EXERCISE TASK:
Write out the data again in full, exactly as it reads.

(Data entries)
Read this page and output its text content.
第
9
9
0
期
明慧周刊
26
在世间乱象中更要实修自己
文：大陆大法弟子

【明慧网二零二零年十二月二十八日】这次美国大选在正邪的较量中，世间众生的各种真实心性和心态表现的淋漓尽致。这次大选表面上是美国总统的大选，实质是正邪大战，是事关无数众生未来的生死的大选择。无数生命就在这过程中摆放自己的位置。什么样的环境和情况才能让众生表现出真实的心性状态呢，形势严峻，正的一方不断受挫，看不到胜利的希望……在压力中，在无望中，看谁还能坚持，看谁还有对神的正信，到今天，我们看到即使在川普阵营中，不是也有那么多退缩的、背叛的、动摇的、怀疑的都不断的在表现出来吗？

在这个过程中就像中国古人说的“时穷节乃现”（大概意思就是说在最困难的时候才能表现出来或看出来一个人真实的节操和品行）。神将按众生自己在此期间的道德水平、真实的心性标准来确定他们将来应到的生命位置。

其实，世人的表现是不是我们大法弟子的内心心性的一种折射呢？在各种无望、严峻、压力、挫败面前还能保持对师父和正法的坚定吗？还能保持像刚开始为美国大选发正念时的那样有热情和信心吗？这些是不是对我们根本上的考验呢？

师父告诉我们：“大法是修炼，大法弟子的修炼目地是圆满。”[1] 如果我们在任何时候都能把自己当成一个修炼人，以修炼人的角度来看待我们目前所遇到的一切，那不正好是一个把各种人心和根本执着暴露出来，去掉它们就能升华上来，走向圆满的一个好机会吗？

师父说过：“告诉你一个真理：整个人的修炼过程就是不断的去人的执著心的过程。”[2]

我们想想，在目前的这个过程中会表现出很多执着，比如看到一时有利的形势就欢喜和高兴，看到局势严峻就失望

WRITTEN SOLUTION:
Read this page and output its text content.
第
9
9
0
期
明慧周刊
26
在世间乱象中更要实修自己
文：大陆大法弟子

【明慧网二零二零年十二月二十八日】这次美国大选在正邪的较量中，世间众生的各种真实心性和心态表现的淋漓尽致。这次大选表面上是美国总统的大选，实质是正邪大战，是事关无数众生未来的生死的大选择。无数生命就在这过程中摆放自己的位置。什么样的环境和情况才能让众生表现出真实的心性状态呢，形势严峻，正的一方不断受挫，看不到胜利的希望……在压力中，在无望中，看谁还能坚持，看谁还有对神的正信，到今天，我们看到即使在川普阵营中，不是也有那么多退缩的、背叛的、动摇的、怀疑的都不断的在表现出来吗？

在这个过程中就像中国古人说的“时穷节乃现”（大概意思就是说在最困难的时候才能表现出来或看出来一个人真实的节操和品行）。神将按众生自己在此期间的道德水平、真实的心性标准来确定他们将来应到的生命位置。

其实，世人的表现是不是我们大法弟子的内心心性的一种折射呢？在各种无望、严峻、压力、挫败面前还能保持对师父和正法的坚定吗？还能保持像刚开始为美国大选发正念时的那样有热情和信心吗？这些是不是对我们根本上的考验呢？

师父告诉我们：“大法是修炼，大法弟子的修炼目地是圆满。”[1] 如果我们在任何时候都能把自己当成一个修炼人，以修炼人的角度来看待我们目前所遇到的一切，那不正好是一个把各种人心和根本执着暴露出来，去掉它们就能升华上来，走向圆满的一个好机会吗？

师父说过：“告诉你一个真理：整个人的修炼过程就是不断的去人的执著心的过程。”[2]

我们想想，在目前的这个过程中会表现出很多执着，比如看到一时有利的形势就欢喜和高兴，看到局势严峻就失望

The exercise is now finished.